What is being asked: Retype all the entries word for word, but omit the pictures.

------------------------------------------------------------------------

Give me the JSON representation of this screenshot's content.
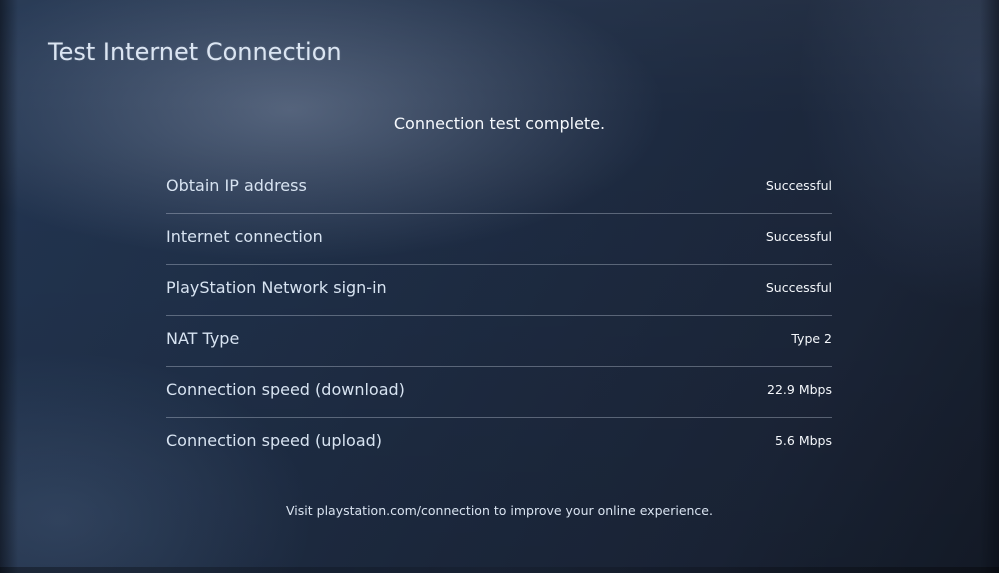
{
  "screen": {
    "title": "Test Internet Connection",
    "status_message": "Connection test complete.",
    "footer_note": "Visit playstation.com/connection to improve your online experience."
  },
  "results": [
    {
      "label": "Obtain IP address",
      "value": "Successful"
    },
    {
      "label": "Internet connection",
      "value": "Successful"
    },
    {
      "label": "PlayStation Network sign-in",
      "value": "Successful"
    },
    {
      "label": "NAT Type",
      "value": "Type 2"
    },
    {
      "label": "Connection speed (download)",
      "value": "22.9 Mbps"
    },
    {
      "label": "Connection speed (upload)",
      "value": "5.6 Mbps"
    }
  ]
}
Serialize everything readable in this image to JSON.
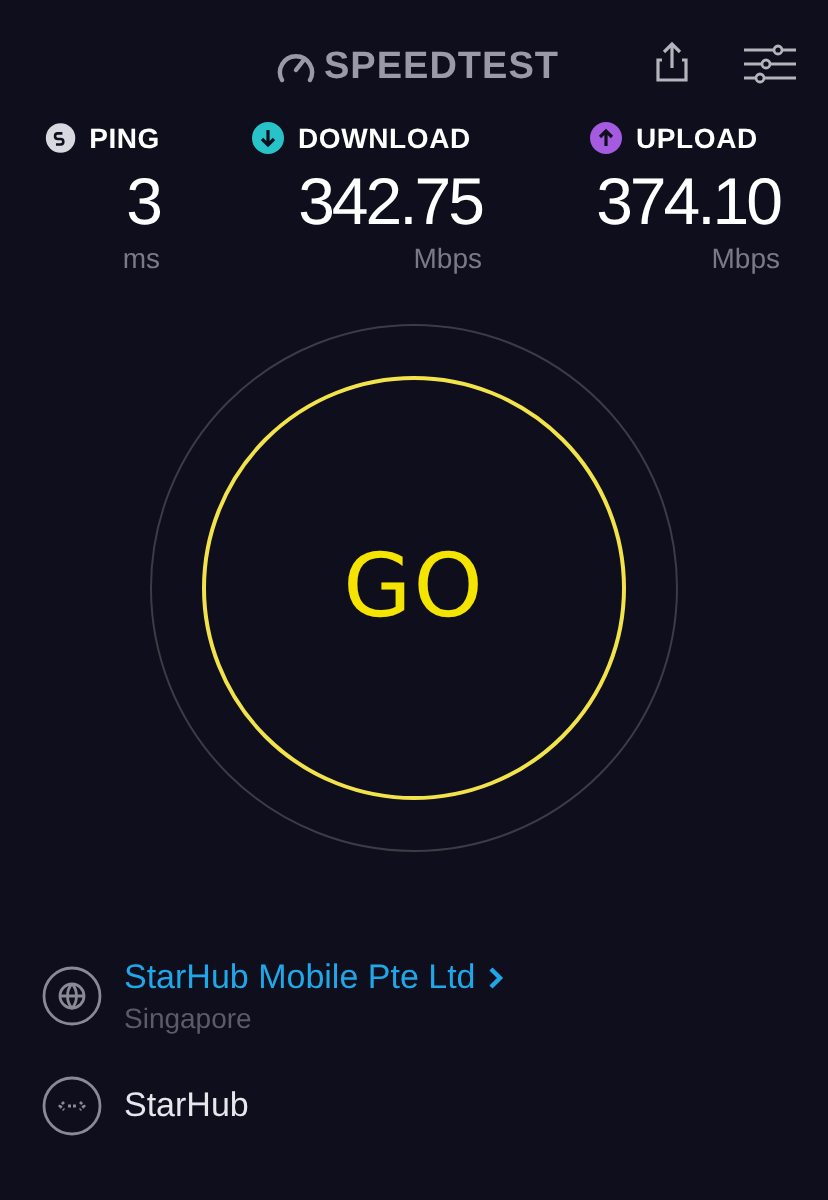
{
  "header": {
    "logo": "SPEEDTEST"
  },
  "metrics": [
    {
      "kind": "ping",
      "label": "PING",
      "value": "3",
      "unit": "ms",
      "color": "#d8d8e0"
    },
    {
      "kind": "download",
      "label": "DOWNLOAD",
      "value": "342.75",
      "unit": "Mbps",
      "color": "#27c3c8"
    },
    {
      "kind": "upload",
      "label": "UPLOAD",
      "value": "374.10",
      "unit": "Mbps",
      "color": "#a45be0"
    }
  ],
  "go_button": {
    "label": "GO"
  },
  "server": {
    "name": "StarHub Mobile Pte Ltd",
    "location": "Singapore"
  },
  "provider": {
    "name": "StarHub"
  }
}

------------------------------------------------------------------------

Written reply:
Give me the JSON representation of this screenshot's content.
{
  "screen": {
    "title": "Test Internet Connection",
    "status_message": "Connection test complete.",
    "footer_note": "Visit playstation.com/connection to improve your online experience."
  },
  "results": [
    {
      "label": "Obtain IP address",
      "value": "Successful"
    },
    {
      "label": "Internet connection",
      "value": "Successful"
    },
    {
      "label": "PlayStation Network sign-in",
      "value": "Successful"
    },
    {
      "label": "NAT Type",
      "value": "Type 2"
    },
    {
      "label": "Connection speed (download)",
      "value": "22.9 Mbps"
    },
    {
      "label": "Connection speed (upload)",
      "value": "5.6 Mbps"
    }
  ]
}
Serialize everything readable in this image to JSON.
{
  "header": {
    "logo": "SPEEDTEST"
  },
  "metrics": [
    {
      "kind": "ping",
      "label": "PING",
      "value": "3",
      "unit": "ms",
      "color": "#d8d8e0"
    },
    {
      "kind": "download",
      "label": "DOWNLOAD",
      "value": "342.75",
      "unit": "Mbps",
      "color": "#27c3c8"
    },
    {
      "kind": "upload",
      "label": "UPLOAD",
      "value": "374.10",
      "unit": "Mbps",
      "color": "#a45be0"
    }
  ],
  "go_button": {
    "label": "GO"
  },
  "server": {
    "name": "StarHub Mobile Pte Ltd",
    "location": "Singapore"
  },
  "provider": {
    "name": "StarHub"
  }
}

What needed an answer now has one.